[Start RAW RECORDS]
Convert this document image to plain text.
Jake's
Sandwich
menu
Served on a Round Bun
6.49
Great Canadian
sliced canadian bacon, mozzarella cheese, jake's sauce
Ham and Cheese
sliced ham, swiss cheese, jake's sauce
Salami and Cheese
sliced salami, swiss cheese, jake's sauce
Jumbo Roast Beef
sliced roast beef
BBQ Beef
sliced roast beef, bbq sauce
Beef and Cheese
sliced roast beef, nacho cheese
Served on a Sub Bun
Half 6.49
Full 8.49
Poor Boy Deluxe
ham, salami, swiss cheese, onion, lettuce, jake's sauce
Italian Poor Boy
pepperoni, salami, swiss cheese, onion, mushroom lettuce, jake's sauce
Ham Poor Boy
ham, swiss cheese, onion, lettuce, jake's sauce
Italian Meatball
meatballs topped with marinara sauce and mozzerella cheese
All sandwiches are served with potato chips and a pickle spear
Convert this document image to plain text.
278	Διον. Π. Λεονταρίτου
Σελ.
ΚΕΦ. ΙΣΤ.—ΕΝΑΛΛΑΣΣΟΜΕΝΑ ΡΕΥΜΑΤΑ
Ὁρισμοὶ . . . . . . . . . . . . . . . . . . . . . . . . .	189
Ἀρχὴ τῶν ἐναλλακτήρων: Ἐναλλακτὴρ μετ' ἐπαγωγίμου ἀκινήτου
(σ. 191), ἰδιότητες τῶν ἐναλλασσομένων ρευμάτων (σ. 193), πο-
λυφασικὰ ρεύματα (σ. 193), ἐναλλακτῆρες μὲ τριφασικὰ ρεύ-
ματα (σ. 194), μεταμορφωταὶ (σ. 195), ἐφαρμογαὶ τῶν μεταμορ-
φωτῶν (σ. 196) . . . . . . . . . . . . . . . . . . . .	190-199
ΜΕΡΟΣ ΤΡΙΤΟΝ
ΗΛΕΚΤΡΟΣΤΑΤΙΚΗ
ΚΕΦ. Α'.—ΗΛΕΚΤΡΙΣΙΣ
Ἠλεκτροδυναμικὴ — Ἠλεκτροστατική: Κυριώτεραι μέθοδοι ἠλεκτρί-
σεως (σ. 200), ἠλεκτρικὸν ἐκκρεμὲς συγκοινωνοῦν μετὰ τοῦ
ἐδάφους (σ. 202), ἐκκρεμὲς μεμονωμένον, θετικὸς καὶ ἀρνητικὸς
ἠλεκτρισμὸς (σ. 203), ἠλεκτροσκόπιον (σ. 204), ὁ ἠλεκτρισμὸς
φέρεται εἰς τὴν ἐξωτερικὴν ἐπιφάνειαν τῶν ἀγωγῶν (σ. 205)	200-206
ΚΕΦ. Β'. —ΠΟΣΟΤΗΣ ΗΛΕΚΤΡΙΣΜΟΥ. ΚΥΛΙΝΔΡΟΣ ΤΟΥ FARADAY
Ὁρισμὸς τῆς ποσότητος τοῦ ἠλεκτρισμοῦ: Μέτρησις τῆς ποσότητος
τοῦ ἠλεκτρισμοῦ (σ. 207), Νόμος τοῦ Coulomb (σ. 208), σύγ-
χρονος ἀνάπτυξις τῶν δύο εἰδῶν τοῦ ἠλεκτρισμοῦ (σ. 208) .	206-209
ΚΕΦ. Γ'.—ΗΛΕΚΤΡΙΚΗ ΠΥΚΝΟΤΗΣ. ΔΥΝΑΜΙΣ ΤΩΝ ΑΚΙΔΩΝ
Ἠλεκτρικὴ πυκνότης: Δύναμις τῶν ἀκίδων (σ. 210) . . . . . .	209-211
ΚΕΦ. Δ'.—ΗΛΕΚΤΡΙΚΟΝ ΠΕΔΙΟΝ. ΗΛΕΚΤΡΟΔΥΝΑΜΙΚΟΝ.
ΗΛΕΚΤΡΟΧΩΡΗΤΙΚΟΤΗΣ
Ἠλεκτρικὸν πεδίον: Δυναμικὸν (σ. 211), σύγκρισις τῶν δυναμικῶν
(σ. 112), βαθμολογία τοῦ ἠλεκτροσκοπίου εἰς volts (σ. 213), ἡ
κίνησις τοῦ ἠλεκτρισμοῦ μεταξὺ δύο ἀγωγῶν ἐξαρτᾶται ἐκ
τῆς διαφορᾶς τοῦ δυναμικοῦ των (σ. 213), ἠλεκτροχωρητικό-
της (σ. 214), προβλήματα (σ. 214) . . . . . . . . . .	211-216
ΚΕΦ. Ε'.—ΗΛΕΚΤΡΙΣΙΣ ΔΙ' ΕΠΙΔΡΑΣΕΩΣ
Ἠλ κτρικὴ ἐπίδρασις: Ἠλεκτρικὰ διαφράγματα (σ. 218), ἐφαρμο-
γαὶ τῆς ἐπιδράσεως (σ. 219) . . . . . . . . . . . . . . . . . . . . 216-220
[End RAW RECORDS]
--- TASK BRIEF ---
Emit the records above again, exactly, with no line skipped.

--- RESPONSE ---
Convert this document image to plain text.
Jake's
Sandwich
menu
Served on a Round Bun
6.49
Great Canadian
sliced canadian bacon, mozzarella cheese, jake's sauce
Ham and Cheese
sliced ham, swiss cheese, jake's sauce
Salami and Cheese
sliced salami, swiss cheese, jake's sauce
Jumbo Roast Beef
sliced roast beef
BBQ Beef
sliced roast beef, bbq sauce
Beef and Cheese
sliced roast beef, nacho cheese
Served on a Sub Bun
Half 6.49
Full 8.49
Poor Boy Deluxe
ham, salami, swiss cheese, onion, lettuce, jake's sauce
Italian Poor Boy
pepperoni, salami, swiss cheese, onion, mushroom lettuce, jake's sauce
Ham Poor Boy
ham, swiss cheese, onion, lettuce, jake's sauce
Italian Meatball
meatballs topped with marinara sauce and mozzerella cheese
All sandwiches are served with potato chips and a pickle spear
Convert this document image to plain text.
278	Διον. Π. Λεονταρίτου
Σελ.
ΚΕΦ. ΙΣΤ.—ΕΝΑΛΛΑΣΣΟΜΕΝΑ ΡΕΥΜΑΤΑ
Ὁρισμοὶ . . . . . . . . . . . . . . . . . . . . . . . . .	189
Ἀρχὴ τῶν ἐναλλακτήρων: Ἐναλλακτὴρ μετ' ἐπαγωγίμου ἀκινήτου
(σ. 191), ἰδιότητες τῶν ἐναλλασσομένων ρευμάτων (σ. 193), πο-
λυφασικὰ ρεύματα (σ. 193), ἐναλλακτῆρες μὲ τριφασικὰ ρεύ-
ματα (σ. 194), μεταμορφωταὶ (σ. 195), ἐφαρμογαὶ τῶν μεταμορ-
φωτῶν (σ. 196) . . . . . . . . . . . . . . . . . . . .	190-199
ΜΕΡΟΣ ΤΡΙΤΟΝ
ΗΛΕΚΤΡΟΣΤΑΤΙΚΗ
ΚΕΦ. Α'.—ΗΛΕΚΤΡΙΣΙΣ
Ἠλεκτροδυναμικὴ — Ἠλεκτροστατική: Κυριώτεραι μέθοδοι ἠλεκτρί-
σεως (σ. 200), ἠλεκτρικὸν ἐκκρεμὲς συγκοινωνοῦν μετὰ τοῦ
ἐδάφους (σ. 202), ἐκκρεμὲς μεμονωμένον, θετικὸς καὶ ἀρνητικὸς
ἠλεκτρισμὸς (σ. 203), ἠλεκτροσκόπιον (σ. 204), ὁ ἠλεκτρισμὸς
φέρεται εἰς τὴν ἐξωτερικὴν ἐπιφάνειαν τῶν ἀγωγῶν (σ. 205)	200-206
ΚΕΦ. Β'. —ΠΟΣΟΤΗΣ ΗΛΕΚΤΡΙΣΜΟΥ. ΚΥΛΙΝΔΡΟΣ ΤΟΥ FARADAY
Ὁρισμὸς τῆς ποσότητος τοῦ ἠλεκτρισμοῦ: Μέτρησις τῆς ποσότητος
τοῦ ἠλεκτρισμοῦ (σ. 207), Νόμος τοῦ Coulomb (σ. 208), σύγ-
χρονος ἀνάπτυξις τῶν δύο εἰδῶν τοῦ ἠλεκτρισμοῦ (σ. 208) .	206-209
ΚΕΦ. Γ'.—ΗΛΕΚΤΡΙΚΗ ΠΥΚΝΟΤΗΣ. ΔΥΝΑΜΙΣ ΤΩΝ ΑΚΙΔΩΝ
Ἠλεκτρικὴ πυκνότης: Δύναμις τῶν ἀκίδων (σ. 210) . . . . . .	209-211
ΚΕΦ. Δ'.—ΗΛΕΚΤΡΙΚΟΝ ΠΕΔΙΟΝ. ΗΛΕΚΤΡΟΔΥΝΑΜΙΚΟΝ.
ΗΛΕΚΤΡΟΧΩΡΗΤΙΚΟΤΗΣ
Ἠλεκτρικὸν πεδίον: Δυναμικὸν (σ. 211), σύγκρισις τῶν δυναμικῶν
(σ. 112), βαθμολογία τοῦ ἠλεκτροσκοπίου εἰς volts (σ. 213), ἡ
κίνησις τοῦ ἠλεκτρισμοῦ μεταξὺ δύο ἀγωγῶν ἐξαρτᾶται ἐκ
τῆς διαφορᾶς τοῦ δυναμικοῦ των (σ. 213), ἠλεκτροχωρητικό-
της (σ. 214), προβλήματα (σ. 214) . . . . . . . . . .	211-216
ΚΕΦ. Ε'.—ΗΛΕΚΤΡΙΣΙΣ ΔΙ' ΕΠΙΔΡΑΣΕΩΣ
Ἠλ κτρικὴ ἐπίδρασις: Ἠλεκτρικὰ διαφράγματα (σ. 218), ἐφαρμο-
γαὶ τῆς ἐπιδράσεως (σ. 219) . . . . . . . . . . . . . . . . . . . . 216-220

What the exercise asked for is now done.